● **TASK TO COMPLETE**: Reproduce the lines exactly as they appear, from the line containing "step-label-while: CICLO WHILE" through the line containing "step-label-videowriter: CREAR OBJETO".

--- Start ---

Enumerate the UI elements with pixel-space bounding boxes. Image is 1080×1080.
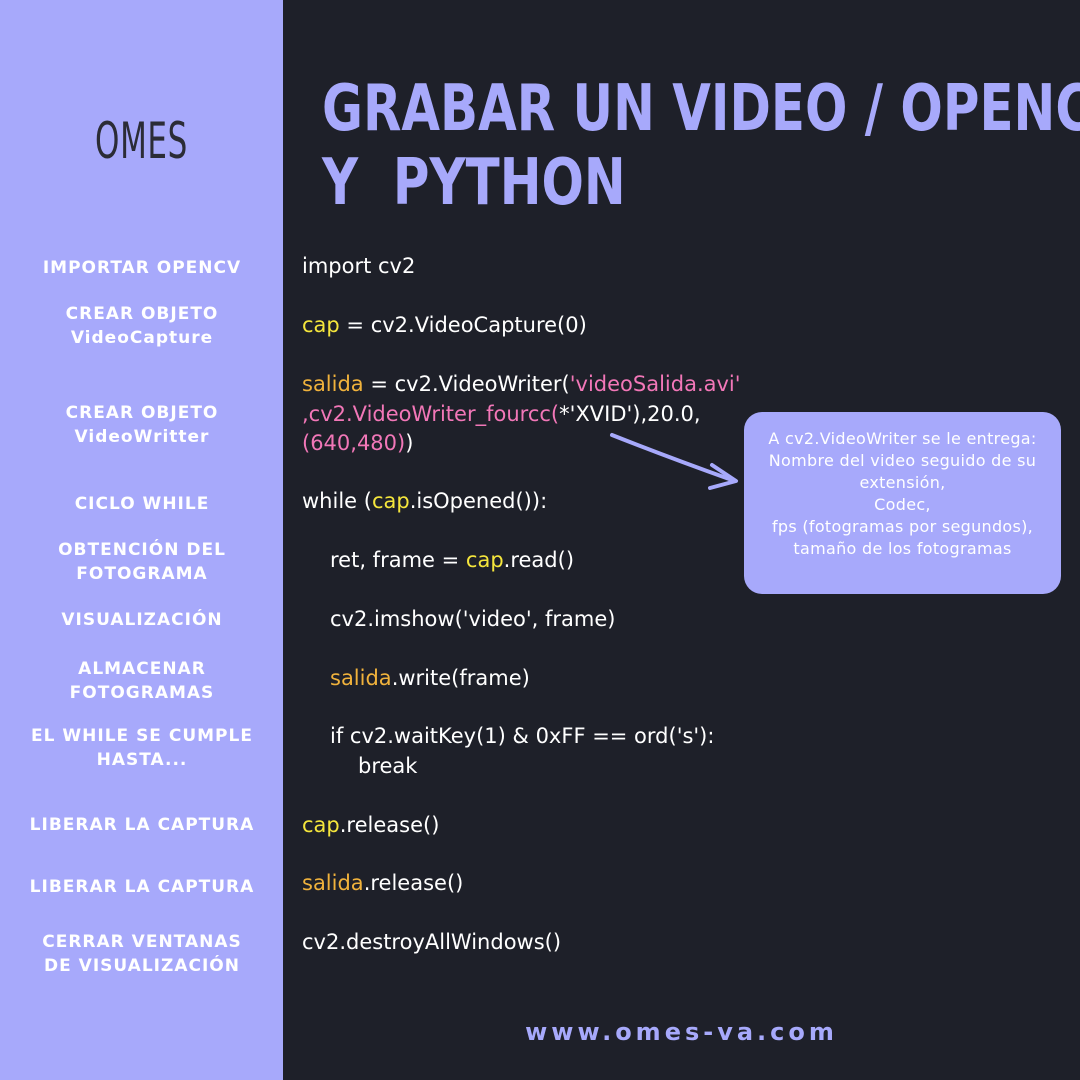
step-label-while: CICLO WHILE xyxy=(74,494,210,514)
code-while: while (cap.isOpened()): xyxy=(302,489,548,513)
code-release-salida: salida.release() xyxy=(302,871,464,895)
code-break: break xyxy=(358,754,418,778)
step-label-frame: OBTENCIÓN DEL FOTOGRAMA xyxy=(58,540,226,584)
step-label-import: IMPORTAR OPENCV xyxy=(42,258,242,278)
step-label-videowriter: CREAR OBJETO VideoWritter xyxy=(65,403,219,447)
step-label-videocapture: CREAR OBJETO VideoCapture xyxy=(65,304,219,348)
step-label-visualization: VISUALIZACIÓN xyxy=(61,610,223,630)
code-release-cap: cap.release() xyxy=(302,813,440,837)
callout-text: A cv2.VideoWriter se le entrega: Nombre … xyxy=(768,429,1037,558)
step-label-while-condition: EL WHILE SE CUMPLE HASTA... xyxy=(31,726,253,770)
brand-logo-text: OMES xyxy=(95,112,188,170)
step-label-store-frames: ALMACENAR FOTOGRAMAS xyxy=(69,659,215,703)
code-imshow: cv2.imshow('video', frame) xyxy=(330,607,616,631)
page-title: GRABAR UN VIDEO / OPENCV Y PYTHON xyxy=(322,72,1080,220)
step-label-close-windows: CERRAR VENTANAS DE VISUALIZACIÓN xyxy=(42,932,242,976)
arrow-icon xyxy=(610,433,738,490)
var-salida: salida xyxy=(302,372,364,396)
footer-url[interactable]: www.omes-va.com xyxy=(283,1018,1080,1046)
code-videowriter-line3: (640,480)) xyxy=(302,431,414,455)
var-cap: cap xyxy=(302,313,340,337)
code-import: import cv2 xyxy=(302,254,416,278)
code-videowriter-line1: salida = cv2.VideoWriter('videoSalida.av… xyxy=(302,372,741,396)
string-filename: 'videoSalida.avi' xyxy=(569,372,741,396)
code-destroy: cv2.destroyAllWindows() xyxy=(302,930,562,954)
code-write: salida.write(frame) xyxy=(330,666,530,690)
code-read: ret, frame = cap.read() xyxy=(330,548,575,572)
code-waitkey: if cv2.waitKey(1) & 0xFF == ord('s'): xyxy=(330,724,715,748)
code-videocapture: cap = cv2.VideoCapture(0) xyxy=(302,313,587,337)
step-label-release-writer: LIBERAR LA CAPTURA xyxy=(29,877,255,897)
step-label-release-capture: LIBERAR LA CAPTURA xyxy=(29,815,255,835)
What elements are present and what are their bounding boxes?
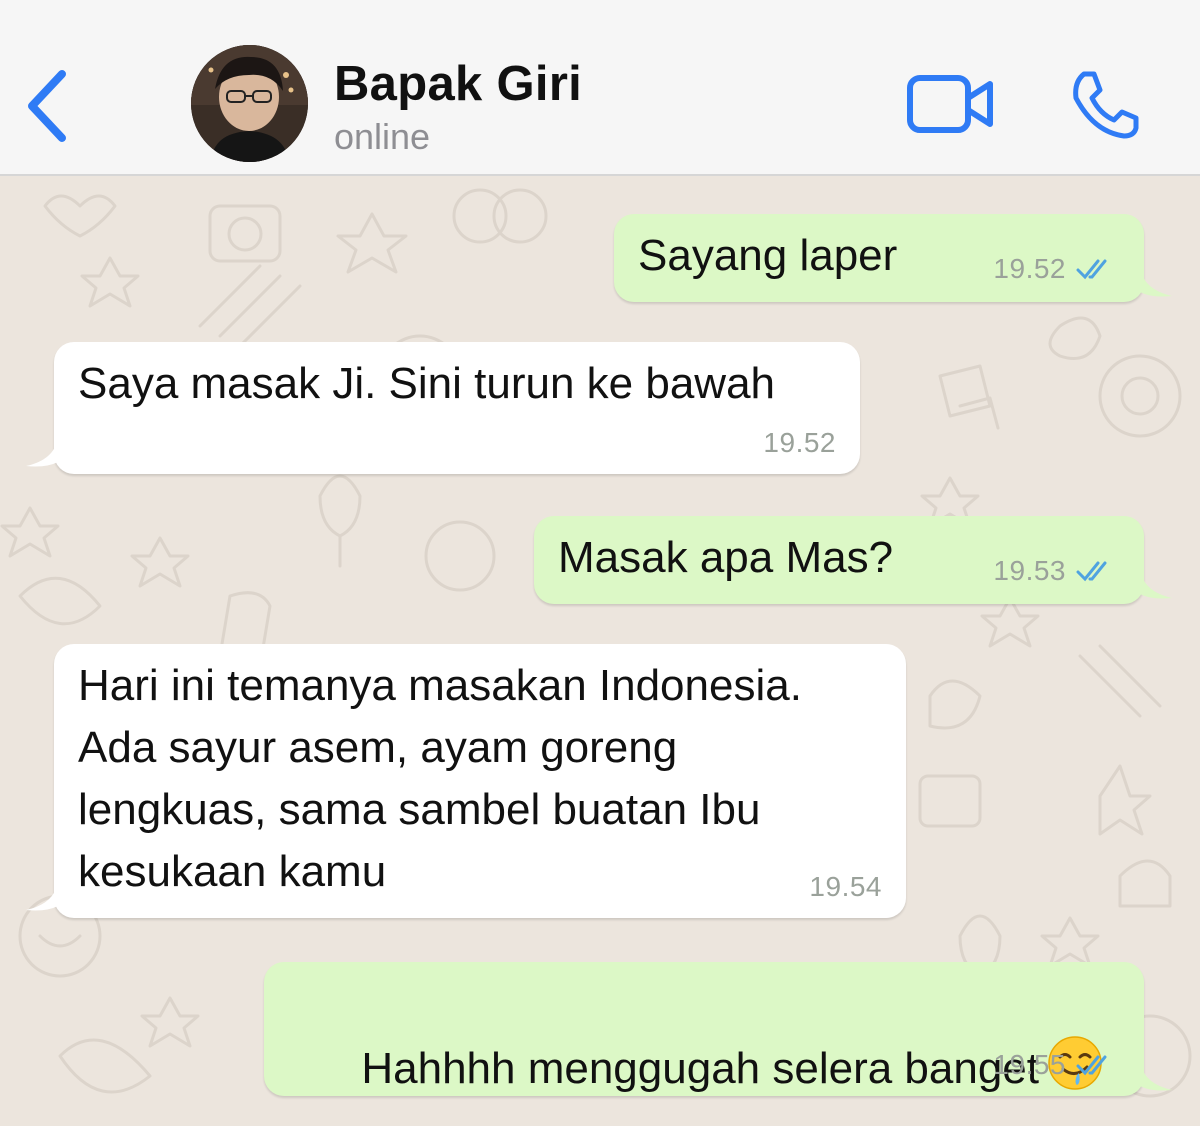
phone-icon <box>1073 71 1139 139</box>
chevron-left-icon <box>28 70 66 142</box>
message-list[interactable]: Sayang laper 19.52 Saya masak Ji. Sini t… <box>0 176 1200 1126</box>
bubble-tail <box>1140 570 1172 599</box>
message-time: 19.52 <box>993 253 1066 284</box>
read-receipt-icon <box>1076 561 1107 582</box>
message-text: Hahhhh menggugah selera banget <box>288 973 1103 1126</box>
avatar-image <box>191 45 308 162</box>
read-receipt-icon <box>1076 259 1107 280</box>
read-receipt-icon <box>1076 1055 1107 1076</box>
message-bubble-outgoing[interactable]: Masak apa Mas? 19.53 <box>534 516 1144 604</box>
message-meta: 19.52 <box>993 254 1116 284</box>
voice-call-button[interactable] <box>1066 68 1142 140</box>
contact-status: online <box>334 116 431 157</box>
message-line: kesukaan kamu <box>78 847 387 896</box>
bubble-tail <box>26 438 58 467</box>
message-line: Hari ini temanya masakan Indonesia. <box>78 661 802 710</box>
bubble-tail <box>1140 1062 1172 1091</box>
message-meta: 19.52 <box>763 428 836 458</box>
chat-header: Bapak Giri online <box>0 0 1200 176</box>
contact-name[interactable]: Bapak Giri <box>334 56 582 112</box>
message-time: 19.55 <box>993 1049 1066 1080</box>
message-line: lengkuas, sama sambel buatan Ibu <box>78 785 761 834</box>
message-meta: 19.53 <box>993 556 1116 586</box>
video-camera-icon <box>907 75 993 133</box>
message-time: 19.53 <box>993 555 1066 586</box>
message-bubble-incoming[interactable]: Hari ini temanya masakan Indonesia. Ada … <box>54 644 906 918</box>
message-text-content: Hahhhh menggugah selera banget <box>361 1044 1039 1093</box>
message-meta: 19.55 <box>993 1050 1116 1080</box>
message-meta: 19.54 <box>809 872 882 902</box>
message-text: Masak apa Mas? <box>558 533 894 582</box>
message-bubble-incoming[interactable]: Saya masak Ji. Sini turun ke bawah 19.52 <box>54 342 860 474</box>
message-bubble-outgoing[interactable]: Hahhhh menggugah selera banget 19.55 <box>264 962 1144 1096</box>
message-line: Ada sayur asem, ayam goreng <box>78 723 678 772</box>
bubble-tail <box>26 882 58 911</box>
video-call-button[interactable] <box>906 72 996 136</box>
message-time: 19.54 <box>809 871 882 902</box>
back-button[interactable] <box>22 64 78 148</box>
bubble-tail <box>1140 268 1172 297</box>
message-bubble-outgoing[interactable]: Sayang laper 19.52 <box>614 214 1144 302</box>
avatar[interactable] <box>191 45 308 162</box>
message-text: Sayang laper <box>638 231 898 280</box>
message-text: Saya masak Ji. Sini turun ke bawah <box>78 359 776 408</box>
message-time: 19.52 <box>763 427 836 458</box>
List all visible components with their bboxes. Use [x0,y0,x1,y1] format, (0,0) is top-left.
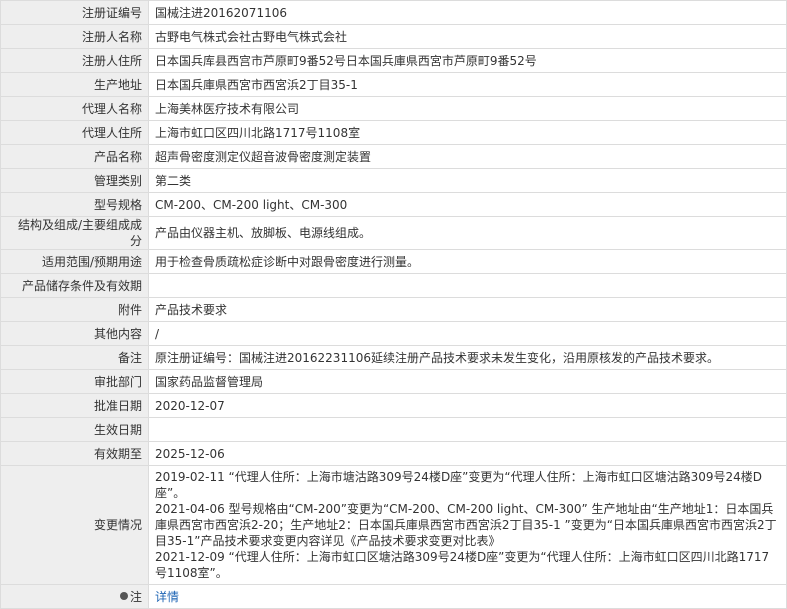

--- End ---

● **RESULT FOR THIS EXERCISE**:
step-label-while: CICLO WHILE xyxy=(74,494,210,514)
code-while: while (cap.isOpened()): xyxy=(302,489,548,513)
code-release-salida: salida.release() xyxy=(302,871,464,895)
code-break: break xyxy=(358,754,418,778)
step-label-frame: OBTENCIÓN DEL FOTOGRAMA xyxy=(58,540,226,584)
step-label-import: IMPORTAR OPENCV xyxy=(42,258,242,278)
step-label-videowriter: CREAR OBJETO VideoWritter xyxy=(65,403,219,447)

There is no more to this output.